▶ [Problems and tasks]:
1) According to the JOVIAL overview, why did the team at System Development Corporation start building JOVIAL in 1959? Answer in one to three sentences.
2) Transcribe the records word for word, starting at their first line and ending at the line that contains "watermark: carmanualsonline.info xyxy=(748,1217,920,1236)", with both of those lines included.

- Paradigms: Procedural, imperative, structured
- Family: ALGOL
- Designed by: System Development Corporation
- Developer: Software Engineering Associates
- First appeared: 1960; 66 years ago
- Typing discipline: static, strong, safe, structural
- Scope: Lexical

Major implementations
- MVS, OpenVMS, macOS, Windows, Linux, SPARC, PowerPC, MIL-STD-1750A, other legacy systems

Dialects
- J3, J3B-2, J73

Influenced by
- ALGOL, SAGE

Influenced
- CMS-2, Coral 66, SYMPL

= JOVIAL =

Programming language

JOVIAL is a high-level programming language based on ALGOL 58, specialized for developing embedded systems (specialized computer systems designed to perform one or a few dedicated functions, usually embedded as part of a larger, more complete device, including mechanical parts). It was a major system programming language through the 1960s and 1970s.

==History==

Computer Programming Manual for the Jovial (J73) Language

JOVIAL was developed as a new "high-order" programming language starting in 1959 by a team at System Development Corporation (SDC) headed by Jules Schwartz to compose software for the electronics of military aircraft.

▶ [Input data]:
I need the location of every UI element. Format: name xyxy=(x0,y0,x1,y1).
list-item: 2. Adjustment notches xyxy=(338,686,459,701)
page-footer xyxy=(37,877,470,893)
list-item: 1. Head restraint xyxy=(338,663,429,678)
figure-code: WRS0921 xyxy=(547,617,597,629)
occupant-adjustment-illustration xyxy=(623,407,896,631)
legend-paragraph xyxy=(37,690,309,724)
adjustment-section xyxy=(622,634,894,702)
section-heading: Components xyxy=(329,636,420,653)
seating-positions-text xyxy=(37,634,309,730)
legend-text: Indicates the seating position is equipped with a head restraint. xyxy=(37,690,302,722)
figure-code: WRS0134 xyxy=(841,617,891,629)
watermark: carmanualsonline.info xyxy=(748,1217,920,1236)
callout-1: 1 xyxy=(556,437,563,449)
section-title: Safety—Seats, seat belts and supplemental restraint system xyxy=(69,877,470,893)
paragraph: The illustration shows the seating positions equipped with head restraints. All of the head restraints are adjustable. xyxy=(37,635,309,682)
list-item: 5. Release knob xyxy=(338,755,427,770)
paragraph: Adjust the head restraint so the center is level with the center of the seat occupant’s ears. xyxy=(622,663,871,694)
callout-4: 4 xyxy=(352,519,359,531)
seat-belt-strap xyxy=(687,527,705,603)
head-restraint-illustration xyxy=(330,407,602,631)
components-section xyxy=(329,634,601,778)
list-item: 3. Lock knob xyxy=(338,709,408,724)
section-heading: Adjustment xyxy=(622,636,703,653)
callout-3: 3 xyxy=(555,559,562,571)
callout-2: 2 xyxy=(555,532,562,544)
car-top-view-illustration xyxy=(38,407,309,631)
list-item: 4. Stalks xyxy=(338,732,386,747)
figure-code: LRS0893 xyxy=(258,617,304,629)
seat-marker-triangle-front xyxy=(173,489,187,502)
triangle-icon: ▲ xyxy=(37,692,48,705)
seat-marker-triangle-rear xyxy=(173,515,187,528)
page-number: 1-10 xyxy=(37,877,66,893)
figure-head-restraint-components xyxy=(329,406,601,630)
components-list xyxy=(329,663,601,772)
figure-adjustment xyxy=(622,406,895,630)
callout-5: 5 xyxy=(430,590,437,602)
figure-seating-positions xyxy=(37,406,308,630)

▶ [Answers for this exercise]:
1) A team at System Development Corporation, headed by Jules Schwartz, began developing JOVIAL in 1959 as a new "high-order" programming language to compose software for the electronics of military aircraft.

2)
I need the location of every UI element. Format: name xyxy=(x0,y0,x1,y1).
list-item: 2. Adjustment notches xyxy=(338,686,459,701)
page-footer xyxy=(37,877,470,893)
list-item: 1. Head restraint xyxy=(338,663,429,678)
figure-code: WRS0921 xyxy=(547,617,597,629)
occupant-adjustment-illustration xyxy=(623,407,896,631)
legend-paragraph xyxy=(37,690,309,724)
adjustment-section xyxy=(622,634,894,702)
section-heading: Components xyxy=(329,636,420,653)
seating-positions-text xyxy=(37,634,309,730)
legend-text: Indicates the seating position is equipped with a head restraint. xyxy=(37,690,302,722)
figure-code: WRS0134 xyxy=(841,617,891,629)
watermark: carmanualsonline.info xyxy=(748,1217,920,1236)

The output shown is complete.